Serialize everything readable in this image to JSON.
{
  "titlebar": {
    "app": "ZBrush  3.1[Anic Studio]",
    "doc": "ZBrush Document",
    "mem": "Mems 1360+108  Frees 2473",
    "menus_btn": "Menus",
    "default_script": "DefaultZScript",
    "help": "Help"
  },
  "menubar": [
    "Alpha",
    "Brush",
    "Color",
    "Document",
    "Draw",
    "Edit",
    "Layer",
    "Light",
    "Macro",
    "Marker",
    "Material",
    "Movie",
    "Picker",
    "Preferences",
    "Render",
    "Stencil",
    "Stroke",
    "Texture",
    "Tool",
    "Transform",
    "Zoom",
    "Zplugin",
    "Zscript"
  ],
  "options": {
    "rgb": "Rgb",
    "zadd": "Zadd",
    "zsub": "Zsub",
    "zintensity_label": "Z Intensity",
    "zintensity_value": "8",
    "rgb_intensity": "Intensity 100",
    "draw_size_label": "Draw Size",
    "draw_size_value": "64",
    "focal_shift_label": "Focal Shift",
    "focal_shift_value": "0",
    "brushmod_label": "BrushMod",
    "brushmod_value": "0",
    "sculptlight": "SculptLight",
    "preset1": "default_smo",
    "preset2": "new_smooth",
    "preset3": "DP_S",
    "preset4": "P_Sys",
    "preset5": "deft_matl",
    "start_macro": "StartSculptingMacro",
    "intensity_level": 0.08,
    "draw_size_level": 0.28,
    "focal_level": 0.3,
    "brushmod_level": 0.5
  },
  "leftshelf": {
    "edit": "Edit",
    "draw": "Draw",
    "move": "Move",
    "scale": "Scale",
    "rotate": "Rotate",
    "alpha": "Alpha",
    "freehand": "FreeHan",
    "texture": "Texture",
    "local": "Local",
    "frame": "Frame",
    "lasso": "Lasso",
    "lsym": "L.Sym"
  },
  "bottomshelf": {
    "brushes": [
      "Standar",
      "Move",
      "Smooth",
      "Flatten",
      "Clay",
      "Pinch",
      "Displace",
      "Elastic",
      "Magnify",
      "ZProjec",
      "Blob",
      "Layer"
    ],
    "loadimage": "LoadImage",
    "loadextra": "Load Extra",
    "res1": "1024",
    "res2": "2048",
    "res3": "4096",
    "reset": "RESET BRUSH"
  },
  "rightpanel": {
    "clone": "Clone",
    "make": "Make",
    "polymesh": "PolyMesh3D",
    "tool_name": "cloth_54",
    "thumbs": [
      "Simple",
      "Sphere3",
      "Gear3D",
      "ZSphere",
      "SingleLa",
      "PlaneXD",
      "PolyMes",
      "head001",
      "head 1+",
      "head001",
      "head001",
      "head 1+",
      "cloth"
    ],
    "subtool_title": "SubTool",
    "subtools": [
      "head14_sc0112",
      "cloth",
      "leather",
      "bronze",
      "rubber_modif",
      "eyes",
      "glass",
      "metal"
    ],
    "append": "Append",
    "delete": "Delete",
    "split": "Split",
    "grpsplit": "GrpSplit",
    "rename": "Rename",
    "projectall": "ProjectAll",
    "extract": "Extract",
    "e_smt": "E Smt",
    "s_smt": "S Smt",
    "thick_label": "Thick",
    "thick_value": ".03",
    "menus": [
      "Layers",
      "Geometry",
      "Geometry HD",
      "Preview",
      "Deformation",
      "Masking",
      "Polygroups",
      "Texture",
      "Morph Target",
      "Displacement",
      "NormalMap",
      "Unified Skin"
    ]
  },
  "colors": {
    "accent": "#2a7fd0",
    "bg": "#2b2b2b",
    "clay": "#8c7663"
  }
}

=======

**Set task:** Word for word, write out the data.

**Written answer:**
Serialize everything readable in this image to JSON.
{
  "titlebar": {
    "app": "ZBrush  3.1[Anic Studio]",
    "doc": "ZBrush Document",
    "mem": "Mems 1360+108  Frees 2473",
    "menus_btn": "Menus",
    "default_script": "DefaultZScript",
    "help": "Help"
  },
  "menubar": [
    "Alpha",
    "Brush",
    "Color",
    "Document",
    "Draw",
    "Edit",
    "Layer",
    "Light",
    "Macro",
    "Marker",
    "Material",
    "Movie",
    "Picker",
    "Preferences",
    "Render",
    "Stencil",
    "Stroke",
    "Texture",
    "Tool",
    "Transform",
    "Zoom",
    "Zplugin",
    "Zscript"
  ],
  "options": {
    "rgb": "Rgb",
    "zadd": "Zadd",
    "zsub": "Zsub",
    "zintensity_label": "Z Intensity",
    "zintensity_value": "8",
    "rgb_intensity": "Intensity 100",
    "draw_size_label": "Draw Size",
    "draw_size_value": "64",
    "focal_shift_label": "Focal Shift",
    "focal_shift_value": "0",
    "brushmod_label": "BrushMod",
    "brushmod_value": "0",
    "sculptlight": "SculptLight",
    "preset1": "default_smo",
    "preset2": "new_smooth",
    "preset3": "DP_S",
    "preset4": "P_Sys",
    "preset5": "deft_matl",
    "start_macro": "StartSculptingMacro",
    "intensity_level": 0.08,
    "draw_size_level": 0.28,
    "focal_level": 0.3,
    "brushmod_level": 0.5
  },
  "leftshelf": {
    "edit": "Edit",
    "draw": "Draw",
    "move": "Move",
    "scale": "Scale",
    "rotate": "Rotate",
    "alpha": "Alpha",
    "freehand": "FreeHan",
    "texture": "Texture",
    "local": "Local",
    "frame": "Frame",
    "lasso": "Lasso",
    "lsym": "L.Sym"
  },
  "bottomshelf": {
    "brushes": [
      "Standar",
      "Move",
      "Smooth",
      "Flatten",
      "Clay",
      "Pinch",
      "Displace",
      "Elastic",
      "Magnify",
      "ZProjec",
      "Blob",
      "Layer"
    ],
    "loadimage": "LoadImage",
    "loadextra": "Load Extra",
    "res1": "1024",
    "res2": "2048",
    "res3": "4096",
    "reset": "RESET BRUSH"
  },
  "rightpanel": {
    "clone": "Clone",
    "make": "Make",
    "polymesh": "PolyMesh3D",
    "tool_name": "cloth_54",
    "thumbs": [
      "Simple",
      "Sphere3",
      "Gear3D",
      "ZSphere",
      "SingleLa",
      "PlaneXD",
      "PolyMes",
      "head001",
      "head 1+",
      "head001",
      "head001",
      "head 1+",
      "cloth"
    ],
    "subtool_title": "SubTool",
    "subtools": [
      "head14_sc0112",
      "cloth",
      "leather",
      "bronze",
      "rubber_modif",
      "eyes",
      "glass",
      "metal"
    ],
    "append": "Append",
    "delete": "Delete",
    "split": "Split",
    "grpsplit": "GrpSplit",
    "rename": "Rename",
    "projectall": "ProjectAll",
    "extract": "Extract",
    "e_smt": "E Smt",
    "s_smt": "S Smt",
    "thick_label": "Thick",
    "thick_value": ".03",
    "menus": [
      "Layers",
      "Geometry",
      "Geometry HD",
      "Preview",
      "Deformation",
      "Masking",
      "Polygroups",
      "Texture",
      "Morph Target",
      "Displacement",
      "NormalMap",
      "Unified Skin"
    ]
  },
  "colors": {
    "accent": "#2a7fd0",
    "bg": "#2b2b2b",
    "clay": "#8c7663"
  }
}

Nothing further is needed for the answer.